>> START RECORDS FOR THIS TASK

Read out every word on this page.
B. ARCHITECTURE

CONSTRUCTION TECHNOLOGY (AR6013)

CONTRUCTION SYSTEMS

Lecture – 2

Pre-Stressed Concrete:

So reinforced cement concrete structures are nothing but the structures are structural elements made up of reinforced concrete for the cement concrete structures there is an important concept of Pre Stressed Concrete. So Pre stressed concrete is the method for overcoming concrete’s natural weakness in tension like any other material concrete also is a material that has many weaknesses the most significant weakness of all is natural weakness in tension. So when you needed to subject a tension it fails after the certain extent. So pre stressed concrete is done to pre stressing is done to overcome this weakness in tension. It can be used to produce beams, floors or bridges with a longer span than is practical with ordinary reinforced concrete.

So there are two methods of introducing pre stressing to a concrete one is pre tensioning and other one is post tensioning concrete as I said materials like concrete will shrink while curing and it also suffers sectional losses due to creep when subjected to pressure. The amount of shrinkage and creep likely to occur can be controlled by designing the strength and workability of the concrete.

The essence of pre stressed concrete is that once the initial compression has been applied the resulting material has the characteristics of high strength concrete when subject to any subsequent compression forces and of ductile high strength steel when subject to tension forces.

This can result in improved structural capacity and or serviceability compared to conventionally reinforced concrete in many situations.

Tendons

>> END RECORDS FOR THIS TASK

■ **YOUR OBJECTIVE**:
Each record above should be repeated exactly as it appears.

■ **FULL OUTPUT**:
Read out every word on this page.
B. ARCHITECTURE

CONSTRUCTION TECHNOLOGY (AR6013)

CONTRUCTION SYSTEMS

Lecture – 2

Pre-Stressed Concrete:

So reinforced cement concrete structures are nothing but the structures are structural elements made up of reinforced concrete for the cement concrete structures there is an important concept of Pre Stressed Concrete. So Pre stressed concrete is the method for overcoming concrete’s natural weakness in tension like any other material concrete also is a material that has many weaknesses the most significant weakness of all is natural weakness in tension. So when you needed to subject a tension it fails after the certain extent. So pre stressed concrete is done to pre stressing is done to overcome this weakness in tension. It can be used to produce beams, floors or bridges with a longer span than is practical with ordinary reinforced concrete.

So there are two methods of introducing pre stressing to a concrete one is pre tensioning and other one is post tensioning concrete as I said materials like concrete will shrink while curing and it also suffers sectional losses due to creep when subjected to pressure. The amount of shrinkage and creep likely to occur can be controlled by designing the strength and workability of the concrete.

The essence of pre stressed concrete is that once the initial compression has been applied the resulting material has the characteristics of high strength concrete when subject to any subsequent compression forces and of ductile high strength steel when subject to tension forces.

This can result in improved structural capacity and or serviceability compared to conventionally reinforced concrete in many situations.

Tendons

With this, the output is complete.